Saved entries

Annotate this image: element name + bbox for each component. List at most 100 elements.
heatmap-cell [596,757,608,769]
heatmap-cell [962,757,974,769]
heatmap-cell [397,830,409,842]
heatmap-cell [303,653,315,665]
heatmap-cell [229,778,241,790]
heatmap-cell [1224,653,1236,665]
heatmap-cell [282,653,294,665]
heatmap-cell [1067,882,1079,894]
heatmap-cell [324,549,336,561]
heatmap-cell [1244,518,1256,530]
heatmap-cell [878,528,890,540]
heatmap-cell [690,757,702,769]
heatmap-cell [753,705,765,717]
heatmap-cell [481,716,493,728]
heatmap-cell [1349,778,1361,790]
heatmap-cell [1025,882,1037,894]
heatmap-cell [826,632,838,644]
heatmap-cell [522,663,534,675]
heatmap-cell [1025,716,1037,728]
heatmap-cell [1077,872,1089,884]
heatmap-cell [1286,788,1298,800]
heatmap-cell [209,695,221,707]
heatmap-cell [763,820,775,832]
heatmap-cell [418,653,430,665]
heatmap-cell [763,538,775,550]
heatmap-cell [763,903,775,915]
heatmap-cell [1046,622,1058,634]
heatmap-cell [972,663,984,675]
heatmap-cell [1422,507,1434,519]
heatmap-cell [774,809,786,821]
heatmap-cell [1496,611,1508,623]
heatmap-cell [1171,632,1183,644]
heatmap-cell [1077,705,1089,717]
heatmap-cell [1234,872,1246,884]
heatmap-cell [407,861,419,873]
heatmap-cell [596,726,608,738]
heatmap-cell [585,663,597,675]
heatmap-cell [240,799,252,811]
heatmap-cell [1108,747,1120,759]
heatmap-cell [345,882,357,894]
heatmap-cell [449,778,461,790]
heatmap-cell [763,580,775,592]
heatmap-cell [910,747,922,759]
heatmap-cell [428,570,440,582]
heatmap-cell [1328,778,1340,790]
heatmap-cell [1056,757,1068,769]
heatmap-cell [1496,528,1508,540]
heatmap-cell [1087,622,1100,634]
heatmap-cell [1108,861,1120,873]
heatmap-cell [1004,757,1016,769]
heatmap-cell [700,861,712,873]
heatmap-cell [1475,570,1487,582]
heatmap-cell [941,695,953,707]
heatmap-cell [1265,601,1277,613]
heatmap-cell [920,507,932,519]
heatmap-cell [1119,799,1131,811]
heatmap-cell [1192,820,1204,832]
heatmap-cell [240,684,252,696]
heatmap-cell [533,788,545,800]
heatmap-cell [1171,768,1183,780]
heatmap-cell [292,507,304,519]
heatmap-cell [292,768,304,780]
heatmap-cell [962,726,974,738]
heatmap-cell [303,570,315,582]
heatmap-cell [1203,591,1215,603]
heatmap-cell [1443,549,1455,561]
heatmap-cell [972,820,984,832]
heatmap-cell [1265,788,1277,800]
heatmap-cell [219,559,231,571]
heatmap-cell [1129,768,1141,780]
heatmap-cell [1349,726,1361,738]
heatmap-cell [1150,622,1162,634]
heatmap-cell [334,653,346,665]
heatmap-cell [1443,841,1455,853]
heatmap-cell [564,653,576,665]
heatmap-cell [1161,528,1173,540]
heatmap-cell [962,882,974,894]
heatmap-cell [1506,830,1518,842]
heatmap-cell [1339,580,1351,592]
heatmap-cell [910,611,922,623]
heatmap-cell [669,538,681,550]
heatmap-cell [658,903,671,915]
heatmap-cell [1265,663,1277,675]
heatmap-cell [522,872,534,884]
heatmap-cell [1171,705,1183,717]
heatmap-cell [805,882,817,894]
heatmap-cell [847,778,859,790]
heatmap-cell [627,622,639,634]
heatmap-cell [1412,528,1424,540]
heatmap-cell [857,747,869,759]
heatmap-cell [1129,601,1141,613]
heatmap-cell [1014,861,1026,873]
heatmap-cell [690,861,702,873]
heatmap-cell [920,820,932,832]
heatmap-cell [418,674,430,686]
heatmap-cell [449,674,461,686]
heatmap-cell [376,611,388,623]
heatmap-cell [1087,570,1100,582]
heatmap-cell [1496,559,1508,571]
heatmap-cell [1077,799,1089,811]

*TASK REQUIREMENTS*. Copy out the lines from the first one through the line holding "heatmap-cell [1087,622,1100,634]", including both, and nothing more.

*RESPONSE TO THIS EXERCISE*.
Annotate this image: element name + bbox for each component. List at most 100 elements.
heatmap-cell [596,757,608,769]
heatmap-cell [962,757,974,769]
heatmap-cell [397,830,409,842]
heatmap-cell [303,653,315,665]
heatmap-cell [229,778,241,790]
heatmap-cell [1224,653,1236,665]
heatmap-cell [282,653,294,665]
heatmap-cell [1067,882,1079,894]
heatmap-cell [324,549,336,561]
heatmap-cell [1244,518,1256,530]
heatmap-cell [878,528,890,540]
heatmap-cell [690,757,702,769]
heatmap-cell [753,705,765,717]
heatmap-cell [481,716,493,728]
heatmap-cell [1349,778,1361,790]
heatmap-cell [1025,882,1037,894]
heatmap-cell [826,632,838,644]
heatmap-cell [522,663,534,675]
heatmap-cell [1025,716,1037,728]
heatmap-cell [1077,872,1089,884]
heatmap-cell [1286,788,1298,800]
heatmap-cell [209,695,221,707]
heatmap-cell [763,820,775,832]
heatmap-cell [418,653,430,665]
heatmap-cell [763,538,775,550]
heatmap-cell [763,903,775,915]
heatmap-cell [1046,622,1058,634]
heatmap-cell [972,663,984,675]
heatmap-cell [1422,507,1434,519]
heatmap-cell [774,809,786,821]
heatmap-cell [1496,611,1508,623]
heatmap-cell [1171,632,1183,644]
heatmap-cell [1077,705,1089,717]
heatmap-cell [1234,872,1246,884]
heatmap-cell [407,861,419,873]
heatmap-cell [596,726,608,738]
heatmap-cell [585,663,597,675]
heatmap-cell [240,799,252,811]
heatmap-cell [1108,747,1120,759]
heatmap-cell [345,882,357,894]
heatmap-cell [449,778,461,790]
heatmap-cell [763,580,775,592]
heatmap-cell [910,747,922,759]
heatmap-cell [428,570,440,582]
heatmap-cell [1328,778,1340,790]
heatmap-cell [1056,757,1068,769]
heatmap-cell [1496,528,1508,540]
heatmap-cell [1087,622,1100,634]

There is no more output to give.